Exercise brief:
Retype all of the listing exactly, passing over any picture you find.

--- Start Data entries ---

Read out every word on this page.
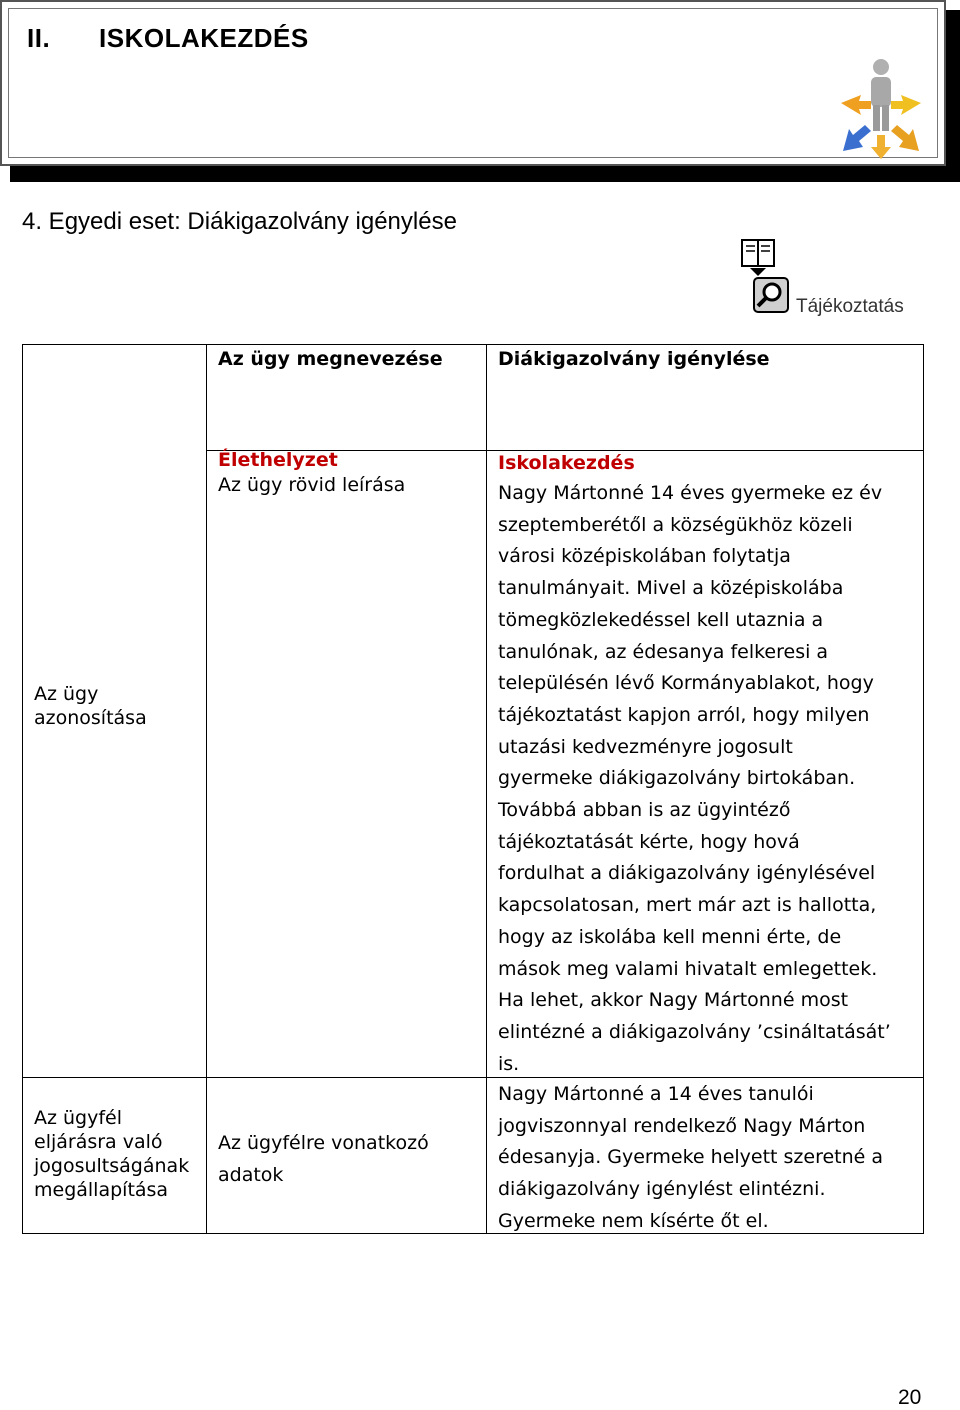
II. ISKOLAKEZDÉS
4. Egyedi eset: Diákigazolvány igénylése
Tájékoztatás
Az ügy megnevezése	Diákigazolvány igénylése
Az ügy
azonosítása
Az ügyfél
eljárásra való
jogosultságának
megállapítása
Élethelyzet
Az ügy rövid leírása

Iskolakezdés

Nagy Mártonné 14 éves gyermeke ez év

szeptemberétől a községükhöz közeli

városi középiskolában folytatja

tanulmányait. Mivel a középiskolába

tömegközlekedéssel kell utaznia a

tanulónak, az édesanya felkeresi a

településén lévő Kormányablakot, hogy

tájékoztatást kapjon arról, hogy milyen

utazási kedvezményre jogosult

gyermeke diákigazolvány birtokában.

Továbbá abban is az ügyintéző

tájékoztatását kérte, hogy hová

fordulhat a diákigazolvány igénylésével

kapcsolatosan, mert már azt is hallotta,

hogy az iskolába kell menni érte, de

mások meg valami hivatalt emlegettek.

Ha lehet, akkor Nagy Mártonné most

elintézné a diákigazolvány ’csináltatását’

is.

Az ügyfélre vonatkozó

adatok

Nagy Mártonné a 14 éves tanulói

jogviszonnyal rendelkező Nagy Márton

édesanyja. Gyermeke helyett szeretné a

diákigazolvány igénylést elintézni.

Gyermeke nem kísérte őt el.

20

--- End Data entries ---

Task result:
Read out every word on this page.
II. ISKOLAKEZDÉS
4. Egyedi eset: Diákigazolvány igénylése
Tájékoztatás
Az ügy megnevezése	Diákigazolvány igénylése
Az ügy
azonosítása
Az ügyfél
eljárásra való
jogosultságának
megállapítása
Élethelyzet
Az ügy rövid leírása

Iskolakezdés

Nagy Mártonné 14 éves gyermeke ez év

szeptemberétől a községükhöz közeli

városi középiskolában folytatja

tanulmányait. Mivel a középiskolába

tömegközlekedéssel kell utaznia a

tanulónak, az édesanya felkeresi a

településén lévő Kormányablakot, hogy

tájékoztatást kapjon arról, hogy milyen

utazási kedvezményre jogosult

gyermeke diákigazolvány birtokában.

Továbbá abban is az ügyintéző

tájékoztatását kérte, hogy hová

fordulhat a diákigazolvány igénylésével

kapcsolatosan, mert már azt is hallotta,

hogy az iskolába kell menni érte, de

mások meg valami hivatalt emlegettek.

Ha lehet, akkor Nagy Mártonné most

elintézné a diákigazolvány ’csináltatását’

is.

Az ügyfélre vonatkozó

adatok

Nagy Mártonné a 14 éves tanulói

jogviszonnyal rendelkező Nagy Márton

édesanyja. Gyermeke helyett szeretné a

diákigazolvány igénylést elintézni.

Gyermeke nem kísérte őt el.

20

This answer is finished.